DATASET CONTENT ▸
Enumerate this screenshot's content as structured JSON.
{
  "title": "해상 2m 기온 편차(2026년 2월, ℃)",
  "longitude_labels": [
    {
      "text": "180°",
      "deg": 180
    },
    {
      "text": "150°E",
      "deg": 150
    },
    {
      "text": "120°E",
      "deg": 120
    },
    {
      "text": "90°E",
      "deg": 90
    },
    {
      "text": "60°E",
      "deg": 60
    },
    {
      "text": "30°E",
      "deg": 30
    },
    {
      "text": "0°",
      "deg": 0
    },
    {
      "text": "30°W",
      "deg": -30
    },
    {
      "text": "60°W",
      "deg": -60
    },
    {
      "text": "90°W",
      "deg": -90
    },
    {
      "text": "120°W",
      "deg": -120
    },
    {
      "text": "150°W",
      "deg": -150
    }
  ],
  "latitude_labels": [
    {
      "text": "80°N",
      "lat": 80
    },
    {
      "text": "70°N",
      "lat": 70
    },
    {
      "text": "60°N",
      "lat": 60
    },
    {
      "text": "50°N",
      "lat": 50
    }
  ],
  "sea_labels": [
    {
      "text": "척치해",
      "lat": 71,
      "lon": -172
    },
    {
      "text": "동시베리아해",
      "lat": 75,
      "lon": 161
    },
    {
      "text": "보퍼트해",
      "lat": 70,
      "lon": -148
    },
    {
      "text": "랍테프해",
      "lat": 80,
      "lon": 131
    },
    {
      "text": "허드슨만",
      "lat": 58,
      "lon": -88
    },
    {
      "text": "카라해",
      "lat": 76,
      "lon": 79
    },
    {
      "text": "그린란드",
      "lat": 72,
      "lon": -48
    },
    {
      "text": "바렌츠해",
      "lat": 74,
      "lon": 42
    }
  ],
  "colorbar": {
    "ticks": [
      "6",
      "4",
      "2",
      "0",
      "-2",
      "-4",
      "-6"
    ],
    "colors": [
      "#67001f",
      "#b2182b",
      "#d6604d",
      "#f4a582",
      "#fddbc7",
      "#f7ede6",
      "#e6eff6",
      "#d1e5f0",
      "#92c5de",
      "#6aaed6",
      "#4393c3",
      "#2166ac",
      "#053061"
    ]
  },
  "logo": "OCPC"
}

YOUR INSTRUCTIONS ▸ Recopy the whole listing exactly.

ANSWER TO THIS EXERCISE ▸
Enumerate this screenshot's content as structured JSON.
{
  "title": "해상 2m 기온 편차(2026년 2월, ℃)",
  "longitude_labels": [
    {
      "text": "180°",
      "deg": 180
    },
    {
      "text": "150°E",
      "deg": 150
    },
    {
      "text": "120°E",
      "deg": 120
    },
    {
      "text": "90°E",
      "deg": 90
    },
    {
      "text": "60°E",
      "deg": 60
    },
    {
      "text": "30°E",
      "deg": 30
    },
    {
      "text": "0°",
      "deg": 0
    },
    {
      "text": "30°W",
      "deg": -30
    },
    {
      "text": "60°W",
      "deg": -60
    },
    {
      "text": "90°W",
      "deg": -90
    },
    {
      "text": "120°W",
      "deg": -120
    },
    {
      "text": "150°W",
      "deg": -150
    }
  ],
  "latitude_labels": [
    {
      "text": "80°N",
      "lat": 80
    },
    {
      "text": "70°N",
      "lat": 70
    },
    {
      "text": "60°N",
      "lat": 60
    },
    {
      "text": "50°N",
      "lat": 50
    }
  ],
  "sea_labels": [
    {
      "text": "척치해",
      "lat": 71,
      "lon": -172
    },
    {
      "text": "동시베리아해",
      "lat": 75,
      "lon": 161
    },
    {
      "text": "보퍼트해",
      "lat": 70,
      "lon": -148
    },
    {
      "text": "랍테프해",
      "lat": 80,
      "lon": 131
    },
    {
      "text": "허드슨만",
      "lat": 58,
      "lon": -88
    },
    {
      "text": "카라해",
      "lat": 76,
      "lon": 79
    },
    {
      "text": "그린란드",
      "lat": 72,
      "lon": -48
    },
    {
      "text": "바렌츠해",
      "lat": 74,
      "lon": 42
    }
  ],
  "colorbar": {
    "ticks": [
      "6",
      "4",
      "2",
      "0",
      "-2",
      "-4",
      "-6"
    ],
    "colors": [
      "#67001f",
      "#b2182b",
      "#d6604d",
      "#f4a582",
      "#fddbc7",
      "#f7ede6",
      "#e6eff6",
      "#d1e5f0",
      "#92c5de",
      "#6aaed6",
      "#4393c3",
      "#2166ac",
      "#053061"
    ]
  },
  "logo": "OCPC"
}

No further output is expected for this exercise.